__Task details__. Please repeat all of the lines that follow, exactly as written.
##### Listed records #####
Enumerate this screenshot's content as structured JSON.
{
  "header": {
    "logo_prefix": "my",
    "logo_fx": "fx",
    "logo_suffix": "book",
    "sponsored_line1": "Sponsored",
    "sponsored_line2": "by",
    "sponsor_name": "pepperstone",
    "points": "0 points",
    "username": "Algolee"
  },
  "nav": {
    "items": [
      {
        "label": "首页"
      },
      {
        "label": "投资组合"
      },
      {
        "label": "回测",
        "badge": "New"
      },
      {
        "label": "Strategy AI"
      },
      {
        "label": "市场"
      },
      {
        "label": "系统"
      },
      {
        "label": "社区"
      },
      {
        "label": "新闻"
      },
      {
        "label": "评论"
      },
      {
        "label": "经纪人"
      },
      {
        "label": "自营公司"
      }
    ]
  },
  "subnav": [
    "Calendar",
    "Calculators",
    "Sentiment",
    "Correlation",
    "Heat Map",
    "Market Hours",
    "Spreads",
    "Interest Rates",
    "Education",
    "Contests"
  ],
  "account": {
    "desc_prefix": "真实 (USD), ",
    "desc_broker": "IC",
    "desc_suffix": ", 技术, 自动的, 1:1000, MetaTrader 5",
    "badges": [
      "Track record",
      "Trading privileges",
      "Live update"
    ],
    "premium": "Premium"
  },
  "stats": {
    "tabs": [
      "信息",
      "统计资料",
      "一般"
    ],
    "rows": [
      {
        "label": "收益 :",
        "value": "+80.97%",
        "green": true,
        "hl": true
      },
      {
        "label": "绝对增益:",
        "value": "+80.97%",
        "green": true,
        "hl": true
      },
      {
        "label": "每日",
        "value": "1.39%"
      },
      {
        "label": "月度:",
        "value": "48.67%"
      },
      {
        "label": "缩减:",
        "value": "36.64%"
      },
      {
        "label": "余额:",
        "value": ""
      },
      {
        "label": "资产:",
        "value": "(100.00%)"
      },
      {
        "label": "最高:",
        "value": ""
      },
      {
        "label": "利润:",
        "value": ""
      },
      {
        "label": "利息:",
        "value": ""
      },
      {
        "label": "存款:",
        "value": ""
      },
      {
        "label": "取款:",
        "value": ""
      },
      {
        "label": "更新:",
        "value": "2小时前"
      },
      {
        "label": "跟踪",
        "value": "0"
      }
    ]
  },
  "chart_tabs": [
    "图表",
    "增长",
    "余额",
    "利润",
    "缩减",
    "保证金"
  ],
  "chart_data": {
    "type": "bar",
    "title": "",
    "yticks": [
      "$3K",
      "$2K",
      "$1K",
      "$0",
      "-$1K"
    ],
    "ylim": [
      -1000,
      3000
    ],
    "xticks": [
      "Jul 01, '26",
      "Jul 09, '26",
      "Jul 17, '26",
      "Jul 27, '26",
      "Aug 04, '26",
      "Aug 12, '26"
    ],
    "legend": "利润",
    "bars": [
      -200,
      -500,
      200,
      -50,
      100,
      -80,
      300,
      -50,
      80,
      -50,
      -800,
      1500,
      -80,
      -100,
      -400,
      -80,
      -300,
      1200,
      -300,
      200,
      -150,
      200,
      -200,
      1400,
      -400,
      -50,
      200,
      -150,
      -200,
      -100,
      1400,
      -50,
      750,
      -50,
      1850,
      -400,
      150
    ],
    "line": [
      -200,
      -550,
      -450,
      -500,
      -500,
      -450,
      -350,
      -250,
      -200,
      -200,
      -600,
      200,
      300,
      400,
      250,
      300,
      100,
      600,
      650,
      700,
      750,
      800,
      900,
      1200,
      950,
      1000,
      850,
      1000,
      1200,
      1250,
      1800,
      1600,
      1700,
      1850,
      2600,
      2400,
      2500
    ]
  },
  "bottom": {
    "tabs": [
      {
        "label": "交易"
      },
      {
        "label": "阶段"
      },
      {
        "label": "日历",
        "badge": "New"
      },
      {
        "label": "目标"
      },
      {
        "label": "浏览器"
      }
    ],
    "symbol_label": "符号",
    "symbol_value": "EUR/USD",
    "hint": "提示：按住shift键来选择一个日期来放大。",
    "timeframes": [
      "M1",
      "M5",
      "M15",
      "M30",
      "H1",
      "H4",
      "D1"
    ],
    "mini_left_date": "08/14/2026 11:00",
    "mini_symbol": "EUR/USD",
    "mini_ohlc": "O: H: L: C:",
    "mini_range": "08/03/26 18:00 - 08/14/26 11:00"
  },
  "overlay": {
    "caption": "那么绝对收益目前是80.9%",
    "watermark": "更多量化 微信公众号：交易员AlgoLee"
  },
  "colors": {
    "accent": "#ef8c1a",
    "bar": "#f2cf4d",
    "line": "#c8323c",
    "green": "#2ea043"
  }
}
#####
__Response below__.
Enumerate this screenshot's content as structured JSON.
{
  "header": {
    "logo_prefix": "my",
    "logo_fx": "fx",
    "logo_suffix": "book",
    "sponsored_line1": "Sponsored",
    "sponsored_line2": "by",
    "sponsor_name": "pepperstone",
    "points": "0 points",
    "username": "Algolee"
  },
  "nav": {
    "items": [
      {
        "label": "首页"
      },
      {
        "label": "投资组合"
      },
      {
        "label": "回测",
        "badge": "New"
      },
      {
        "label": "Strategy AI"
      },
      {
        "label": "市场"
      },
      {
        "label": "系统"
      },
      {
        "label": "社区"
      },
      {
        "label": "新闻"
      },
      {
        "label": "评论"
      },
      {
        "label": "经纪人"
      },
      {
        "label": "自营公司"
      }
    ]
  },
  "subnav": [
    "Calendar",
    "Calculators",
    "Sentiment",
    "Correlation",
    "Heat Map",
    "Market Hours",
    "Spreads",
    "Interest Rates",
    "Education",
    "Contests"
  ],
  "account": {
    "desc_prefix": "真实 (USD), ",
    "desc_broker": "IC",
    "desc_suffix": ", 技术, 自动的, 1:1000, MetaTrader 5",
    "badges": [
      "Track record",
      "Trading privileges",
      "Live update"
    ],
    "premium": "Premium"
  },
  "stats": {
    "tabs": [
      "信息",
      "统计资料",
      "一般"
    ],
    "rows": [
      {
        "label": "收益 :",
        "value": "+80.97%",
        "green": true,
        "hl": true
      },
      {
        "label": "绝对增益:",
        "value": "+80.97%",
        "green": true,
        "hl": true
      },
      {
        "label": "每日",
        "value": "1.39%"
      },
      {
        "label": "月度:",
        "value": "48.67%"
      },
      {
        "label": "缩减:",
        "value": "36.64%"
      },
      {
        "label": "余额:",
        "value": ""
      },
      {
        "label": "资产:",
        "value": "(100.00%)"
      },
      {
        "label": "最高:",
        "value": ""
      },
      {
        "label": "利润:",
        "value": ""
      },
      {
        "label": "利息:",
        "value": ""
      },
      {
        "label": "存款:",
        "value": ""
      },
      {
        "label": "取款:",
        "value": ""
      },
      {
        "label": "更新:",
        "value": "2小时前"
      },
      {
        "label": "跟踪",
        "value": "0"
      }
    ]
  },
  "chart_tabs": [
    "图表",
    "增长",
    "余额",
    "利润",
    "缩减",
    "保证金"
  ],
  "chart_data": {
    "type": "bar",
    "title": "",
    "yticks": [
      "$3K",
      "$2K",
      "$1K",
      "$0",
      "-$1K"
    ],
    "ylim": [
      -1000,
      3000
    ],
    "xticks": [
      "Jul 01, '26",
      "Jul 09, '26",
      "Jul 17, '26",
      "Jul 27, '26",
      "Aug 04, '26",
      "Aug 12, '26"
    ],
    "legend": "利润",
    "bars": [
      -200,
      -500,
      200,
      -50,
      100,
      -80,
      300,
      -50,
      80,
      -50,
      -800,
      1500,
      -80,
      -100,
      -400,
      -80,
      -300,
      1200,
      -300,
      200,
      -150,
      200,
      -200,
      1400,
      -400,
      -50,
      200,
      -150,
      -200,
      -100,
      1400,
      -50,
      750,
      -50,
      1850,
      -400,
      150
    ],
    "line": [
      -200,
      -550,
      -450,
      -500,
      -500,
      -450,
      -350,
      -250,
      -200,
      -200,
      -600,
      200,
      300,
      400,
      250,
      300,
      100,
      600,
      650,
      700,
      750,
      800,
      900,
      1200,
      950,
      1000,
      850,
      1000,
      1200,
      1250,
      1800,
      1600,
      1700,
      1850,
      2600,
      2400,
      2500
    ]
  },
  "bottom": {
    "tabs": [
      {
        "label": "交易"
      },
      {
        "label": "阶段"
      },
      {
        "label": "日历",
        "badge": "New"
      },
      {
        "label": "目标"
      },
      {
        "label": "浏览器"
      }
    ],
    "symbol_label": "符号",
    "symbol_value": "EUR/USD",
    "hint": "提示：按住shift键来选择一个日期来放大。",
    "timeframes": [
      "M1",
      "M5",
      "M15",
      "M30",
      "H1",
      "H4",
      "D1"
    ],
    "mini_left_date": "08/14/2026 11:00",
    "mini_symbol": "EUR/USD",
    "mini_ohlc": "O: H: L: C:",
    "mini_range": "08/03/26 18:00 - 08/14/26 11:00"
  },
  "overlay": {
    "caption": "那么绝对收益目前是80.9%",
    "watermark": "更多量化 微信公众号：交易员AlgoLee"
  },
  "colors": {
    "accent": "#ef8c1a",
    "bar": "#f2cf4d",
    "line": "#c8323c",
    "green": "#2ea043"
  }
}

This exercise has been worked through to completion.